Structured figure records
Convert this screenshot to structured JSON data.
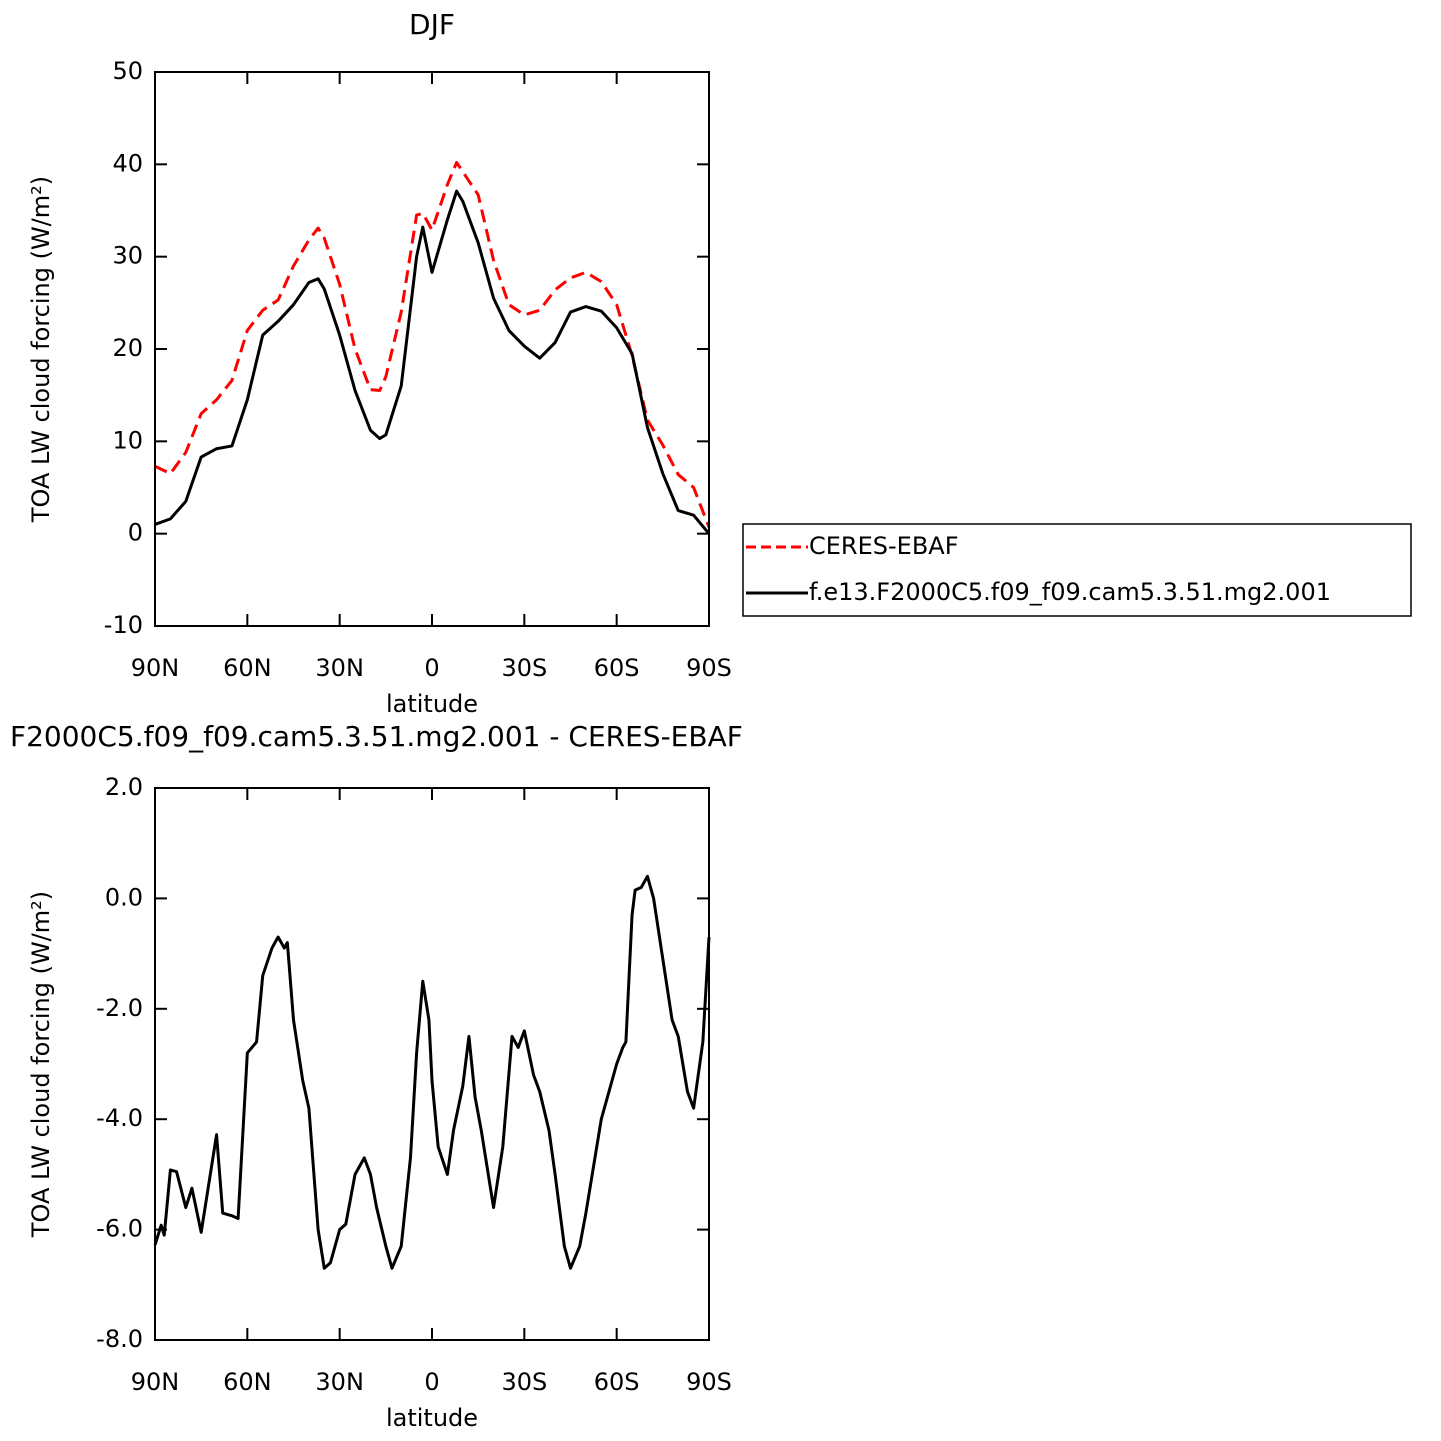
{
  "chart_data": [
    {
      "type": "line",
      "title": "DJF",
      "x_label": "latitude",
      "y_label": "TOA LW cloud forcing (W/m²)",
      "x": [
        90,
        85,
        80,
        75,
        70,
        65,
        60,
        55,
        50,
        45,
        40,
        37,
        35,
        30,
        25,
        20,
        17,
        15,
        10,
        5,
        3,
        0,
        -5,
        -8,
        -10,
        -15,
        -20,
        -25,
        -30,
        -35,
        -40,
        -45,
        -50,
        -55,
        -60,
        -65,
        -70,
        -75,
        -80,
        -85,
        -90
      ],
      "series": [
        {
          "name": "CERES-EBAF",
          "color": "#ff0000",
          "dashed": true,
          "values": [
            7.3,
            6.5,
            8.8,
            13,
            14.5,
            16.6,
            22,
            24.2,
            25.3,
            29,
            31.8,
            33.1,
            32,
            27,
            20,
            15.6,
            15.5,
            17,
            24,
            34.5,
            34.7,
            32.9,
            37.8,
            40.2,
            39.2,
            36.7,
            29.6,
            24.8,
            23.7,
            24.2,
            26.4,
            27.7,
            28.3,
            27.3,
            24.8,
            19.3,
            12.3,
            9.6,
            6.4,
            5,
            0.7
          ]
        },
        {
          "name": "f.e13.F2000C5.f09_f09.cam5.3.51.mg2.001",
          "color": "#000000",
          "dashed": false,
          "values": [
            1.0,
            1.6,
            3.5,
            8.3,
            9.2,
            9.5,
            14.5,
            21.5,
            23,
            24.8,
            27.2,
            27.6,
            26.5,
            21.5,
            15.5,
            11.2,
            10.3,
            10.7,
            16,
            30,
            33.2,
            28.3,
            34,
            37.1,
            36,
            31.5,
            25.5,
            22,
            20.3,
            19,
            20.7,
            24,
            24.6,
            24.1,
            22.3,
            19.5,
            11.5,
            6.5,
            2.5,
            2,
            0
          ]
        }
      ],
      "xlim": [
        90,
        -90
      ],
      "xticks": [
        {
          "value": 90,
          "label": "90N"
        },
        {
          "value": 60,
          "label": "60N"
        },
        {
          "value": 30,
          "label": "30N"
        },
        0,
        {
          "value": -30,
          "label": "30S"
        },
        {
          "value": -60,
          "label": "60S"
        },
        {
          "value": -90,
          "label": "90S"
        }
      ],
      "ylim": [
        -10,
        50
      ],
      "yticks": [
        -10,
        0,
        10,
        20,
        30,
        40,
        50
      ],
      "legend": "right"
    },
    {
      "type": "line",
      "title": "F2000C5.f09_f09.cam5.3.51.mg2.001 - CERES-EBAF",
      "x_label": "latitude",
      "y_label": "TOA LW cloud forcing (W/m²)",
      "x": [
        90,
        88,
        87,
        85,
        83,
        80,
        78,
        75,
        70,
        68,
        65,
        63,
        60,
        57,
        55,
        52,
        50,
        48,
        47,
        45,
        42,
        40,
        37,
        35,
        33,
        30,
        28,
        25,
        22,
        20,
        18,
        15,
        13,
        10,
        7,
        5,
        3,
        1,
        0,
        -2,
        -5,
        -7,
        -10,
        -12,
        -14,
        -16,
        -20,
        -23,
        -26,
        -28,
        -30,
        -33,
        -35,
        -38,
        -40,
        -43,
        -45,
        -48,
        -50,
        -55,
        -60,
        -62,
        -63,
        -65,
        -66,
        -68,
        -70,
        -72,
        -75,
        -78,
        -80,
        -83,
        -85,
        -88,
        -90
      ],
      "values": [
        -6.28,
        -5.92,
        -6.1,
        -4.92,
        -4.95,
        -5.6,
        -5.25,
        -6.05,
        -4.28,
        -5.7,
        -5.75,
        -5.8,
        -2.8,
        -2.6,
        -1.4,
        -0.9,
        -0.7,
        -0.9,
        -0.8,
        -2.2,
        -3.3,
        -3.8,
        -6.0,
        -6.7,
        -6.6,
        -6.0,
        -5.9,
        -5.0,
        -4.7,
        -5.0,
        -5.6,
        -6.3,
        -6.7,
        -6.3,
        -4.7,
        -2.8,
        -1.5,
        -2.2,
        -3.3,
        -4.5,
        -5.0,
        -4.2,
        -3.4,
        -2.5,
        -3.6,
        -4.2,
        -5.6,
        -4.5,
        -2.5,
        -2.7,
        -2.4,
        -3.2,
        -3.5,
        -4.2,
        -5.0,
        -6.3,
        -6.7,
        -6.3,
        -5.7,
        -4.0,
        -3.0,
        -2.7,
        -2.6,
        -0.3,
        0.15,
        0.2,
        0.4,
        0.0,
        -1.1,
        -2.2,
        -2.5,
        -3.5,
        -3.8,
        -2.6,
        -0.7
      ],
      "color": "#000000",
      "xlim": [
        90,
        -90
      ],
      "xticks": [
        {
          "value": 90,
          "label": "90N"
        },
        {
          "value": 60,
          "label": "60N"
        },
        {
          "value": 30,
          "label": "30N"
        },
        0,
        {
          "value": -30,
          "label": "30S"
        },
        {
          "value": -60,
          "label": "60S"
        },
        {
          "value": -90,
          "label": "90S"
        }
      ],
      "ylim": [
        -8,
        2
      ],
      "yticks": [
        {
          "value": 2,
          "label": "2.0"
        },
        {
          "value": 0,
          "label": "0.0"
        },
        {
          "value": -2,
          "label": "-2.0"
        },
        {
          "value": -4,
          "label": "-4.0"
        },
        {
          "value": -6,
          "label": "-6.0"
        },
        {
          "value": -8,
          "label": "-8.0"
        }
      ]
    }
  ]
}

* TASK DETAILS
Extract every line of the data exactly; pictures stay out.

* EXERCISE RESPONSE
Convert this screenshot to structured JSON data.
{
  "chart_data": [
    {
      "type": "line",
      "title": "DJF",
      "x_label": "latitude",
      "y_label": "TOA LW cloud forcing (W/m²)",
      "x": [
        90,
        85,
        80,
        75,
        70,
        65,
        60,
        55,
        50,
        45,
        40,
        37,
        35,
        30,
        25,
        20,
        17,
        15,
        10,
        5,
        3,
        0,
        -5,
        -8,
        -10,
        -15,
        -20,
        -25,
        -30,
        -35,
        -40,
        -45,
        -50,
        -55,
        -60,
        -65,
        -70,
        -75,
        -80,
        -85,
        -90
      ],
      "series": [
        {
          "name": "CERES-EBAF",
          "color": "#ff0000",
          "dashed": true,
          "values": [
            7.3,
            6.5,
            8.8,
            13,
            14.5,
            16.6,
            22,
            24.2,
            25.3,
            29,
            31.8,
            33.1,
            32,
            27,
            20,
            15.6,
            15.5,
            17,
            24,
            34.5,
            34.7,
            32.9,
            37.8,
            40.2,
            39.2,
            36.7,
            29.6,
            24.8,
            23.7,
            24.2,
            26.4,
            27.7,
            28.3,
            27.3,
            24.8,
            19.3,
            12.3,
            9.6,
            6.4,
            5,
            0.7
          ]
        },
        {
          "name": "f.e13.F2000C5.f09_f09.cam5.3.51.mg2.001",
          "color": "#000000",
          "dashed": false,
          "values": [
            1.0,
            1.6,
            3.5,
            8.3,
            9.2,
            9.5,
            14.5,
            21.5,
            23,
            24.8,
            27.2,
            27.6,
            26.5,
            21.5,
            15.5,
            11.2,
            10.3,
            10.7,
            16,
            30,
            33.2,
            28.3,
            34,
            37.1,
            36,
            31.5,
            25.5,
            22,
            20.3,
            19,
            20.7,
            24,
            24.6,
            24.1,
            22.3,
            19.5,
            11.5,
            6.5,
            2.5,
            2,
            0
          ]
        }
      ],
      "xlim": [
        90,
        -90
      ],
      "xticks": [
        {
          "value": 90,
          "label": "90N"
        },
        {
          "value": 60,
          "label": "60N"
        },
        {
          "value": 30,
          "label": "30N"
        },
        0,
        {
          "value": -30,
          "label": "30S"
        },
        {
          "value": -60,
          "label": "60S"
        },
        {
          "value": -90,
          "label": "90S"
        }
      ],
      "ylim": [
        -10,
        50
      ],
      "yticks": [
        -10,
        0,
        10,
        20,
        30,
        40,
        50
      ],
      "legend": "right"
    },
    {
      "type": "line",
      "title": "F2000C5.f09_f09.cam5.3.51.mg2.001 - CERES-EBAF",
      "x_label": "latitude",
      "y_label": "TOA LW cloud forcing (W/m²)",
      "x": [
        90,
        88,
        87,
        85,
        83,
        80,
        78,
        75,
        70,
        68,
        65,
        63,
        60,
        57,
        55,
        52,
        50,
        48,
        47,
        45,
        42,
        40,
        37,
        35,
        33,
        30,
        28,
        25,
        22,
        20,
        18,
        15,
        13,
        10,
        7,
        5,
        3,
        1,
        0,
        -2,
        -5,
        -7,
        -10,
        -12,
        -14,
        -16,
        -20,
        -23,
        -26,
        -28,
        -30,
        -33,
        -35,
        -38,
        -40,
        -43,
        -45,
        -48,
        -50,
        -55,
        -60,
        -62,
        -63,
        -65,
        -66,
        -68,
        -70,
        -72,
        -75,
        -78,
        -80,
        -83,
        -85,
        -88,
        -90
      ],
      "values": [
        -6.28,
        -5.92,
        -6.1,
        -4.92,
        -4.95,
        -5.6,
        -5.25,
        -6.05,
        -4.28,
        -5.7,
        -5.75,
        -5.8,
        -2.8,
        -2.6,
        -1.4,
        -0.9,
        -0.7,
        -0.9,
        -0.8,
        -2.2,
        -3.3,
        -3.8,
        -6.0,
        -6.7,
        -6.6,
        -6.0,
        -5.9,
        -5.0,
        -4.7,
        -5.0,
        -5.6,
        -6.3,
        -6.7,
        -6.3,
        -4.7,
        -2.8,
        -1.5,
        -2.2,
        -3.3,
        -4.5,
        -5.0,
        -4.2,
        -3.4,
        -2.5,
        -3.6,
        -4.2,
        -5.6,
        -4.5,
        -2.5,
        -2.7,
        -2.4,
        -3.2,
        -3.5,
        -4.2,
        -5.0,
        -6.3,
        -6.7,
        -6.3,
        -5.7,
        -4.0,
        -3.0,
        -2.7,
        -2.6,
        -0.3,
        0.15,
        0.2,
        0.4,
        0.0,
        -1.1,
        -2.2,
        -2.5,
        -3.5,
        -3.8,
        -2.6,
        -0.7
      ],
      "color": "#000000",
      "xlim": [
        90,
        -90
      ],
      "xticks": [
        {
          "value": 90,
          "label": "90N"
        },
        {
          "value": 60,
          "label": "60N"
        },
        {
          "value": 30,
          "label": "30N"
        },
        0,
        {
          "value": -30,
          "label": "30S"
        },
        {
          "value": -60,
          "label": "60S"
        },
        {
          "value": -90,
          "label": "90S"
        }
      ],
      "ylim": [
        -8,
        2
      ],
      "yticks": [
        {
          "value": 2,
          "label": "2.0"
        },
        {
          "value": 0,
          "label": "0.0"
        },
        {
          "value": -2,
          "label": "-2.0"
        },
        {
          "value": -4,
          "label": "-4.0"
        },
        {
          "value": -6,
          "label": "-6.0"
        },
        {
          "value": -8,
          "label": "-8.0"
        }
      ]
    }
  ]
}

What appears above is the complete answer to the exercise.